• _Dataset rows_
******************************

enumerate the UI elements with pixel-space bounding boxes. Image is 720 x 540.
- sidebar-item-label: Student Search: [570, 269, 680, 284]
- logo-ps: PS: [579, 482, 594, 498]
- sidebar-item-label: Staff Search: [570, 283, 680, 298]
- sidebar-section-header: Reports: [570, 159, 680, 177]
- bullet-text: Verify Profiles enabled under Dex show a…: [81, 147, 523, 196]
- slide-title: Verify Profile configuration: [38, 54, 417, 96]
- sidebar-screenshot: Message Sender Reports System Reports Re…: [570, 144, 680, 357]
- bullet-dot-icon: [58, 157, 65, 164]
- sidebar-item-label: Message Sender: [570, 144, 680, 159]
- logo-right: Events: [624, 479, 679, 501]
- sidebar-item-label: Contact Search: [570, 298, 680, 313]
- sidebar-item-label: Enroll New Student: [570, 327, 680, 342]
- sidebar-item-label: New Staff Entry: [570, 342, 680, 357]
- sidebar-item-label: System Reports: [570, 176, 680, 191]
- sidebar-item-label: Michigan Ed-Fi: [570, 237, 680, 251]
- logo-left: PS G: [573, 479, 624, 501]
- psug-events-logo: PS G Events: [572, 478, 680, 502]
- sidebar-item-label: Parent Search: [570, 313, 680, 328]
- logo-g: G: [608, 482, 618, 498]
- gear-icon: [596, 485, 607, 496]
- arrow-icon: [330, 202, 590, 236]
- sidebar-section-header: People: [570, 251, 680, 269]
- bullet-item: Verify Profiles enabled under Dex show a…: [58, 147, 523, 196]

******************************

• _GIVEN PROBLEM_
Write out again everything from the start of the material down to the line that contains "- sidebar-item-label: New", with both ends included.

• _SOLUTION_
enumerate the UI elements with pixel-space bounding boxes. Image is 720 x 540.
- sidebar-item-label: Student Search: [570, 269, 680, 284]
- logo-ps: PS: [579, 482, 594, 498]
- sidebar-item-label: Staff Search: [570, 283, 680, 298]
- sidebar-section-header: Reports: [570, 159, 680, 177]
- bullet-text: Verify Profiles enabled under Dex show a…: [81, 147, 523, 196]
- slide-title: Verify Profile configuration: [38, 54, 417, 96]
- sidebar-screenshot: Message Sender Reports System Reports Re…: [570, 144, 680, 357]
- bullet-dot-icon: [58, 157, 65, 164]
- sidebar-item-label: Message Sender: [570, 144, 680, 159]
- logo-right: Events: [624, 479, 679, 501]
- sidebar-item-label: Contact Search: [570, 298, 680, 313]
- sidebar-item-label: Enroll New Student: [570, 327, 680, 342]
- sidebar-item-label: New Staff Entry: [570, 342, 680, 357]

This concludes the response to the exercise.